Data records:

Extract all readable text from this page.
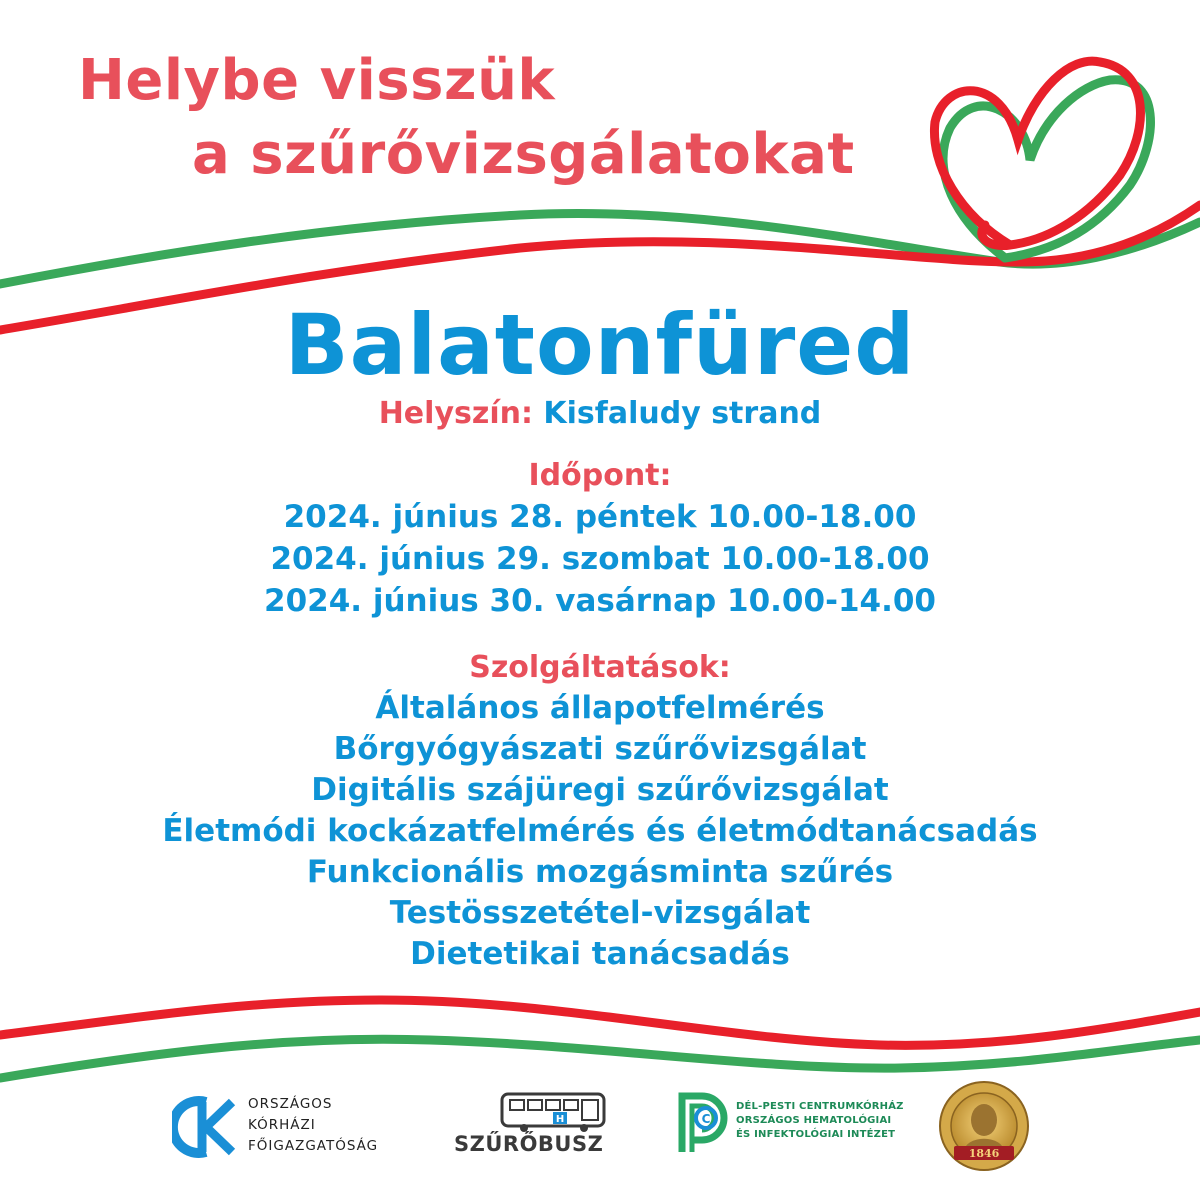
Helybe visszük
a szűrővizsgálatokat
Balatonfüred
Helyszín: Kisfaludy strand
Időpont:
2024. június 28. péntek 10.00-18.00
2024. június 29. szombat 10.00-18.00
2024. június 30. vasárnap 10.00-14.00
Szolgáltatások:
Általános állapotfelmérés
Bőrgyógyászati szűrővizsgálat
Digitális szájüregi szűrővizsgálat
Életmódi kockázatfelmérés és életmódtanácsadás
Funkcionális mozgásminta szűrés
Testösszetétel-vizsgálat
Dietetikai tanácsadás
ORSZÁGOS
KÓRHÁZI
FŐIGAZGATÓSÁG
H
SZŰRŐBUSZ
C
DÉL-PESTI CENTRUMKÓRHÁZ
ORSZÁGOS HEMATOLÓGIAI
ÉS INFEKTOLÓGIAI INTÉZET
1846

Short exercise: In your copy, leave out the pictures and reproduce the material above exactly.

Solution to this problem:
Extract all readable text from this page.
Helybe visszük
a szűrővizsgálatokat
Balatonfüred
Helyszín: Kisfaludy strand
Időpont:
2024. június 28. péntek 10.00-18.00
2024. június 29. szombat 10.00-18.00
2024. június 30. vasárnap 10.00-14.00
Szolgáltatások:
Általános állapotfelmérés
Bőrgyógyászati szűrővizsgálat
Digitális szájüregi szűrővizsgálat
Életmódi kockázatfelmérés és életmódtanácsadás
Funkcionális mozgásminta szűrés
Testösszetétel-vizsgálat
Dietetikai tanácsadás
ORSZÁGOS
KÓRHÁZI
FŐIGAZGATÓSÁG
H
SZŰRŐBUSZ
C
DÉL-PESTI CENTRUMKÓRHÁZ
ORSZÁGOS HEMATOLÓGIAI
ÉS INFEKTOLÓGIAI INTÉZET
1846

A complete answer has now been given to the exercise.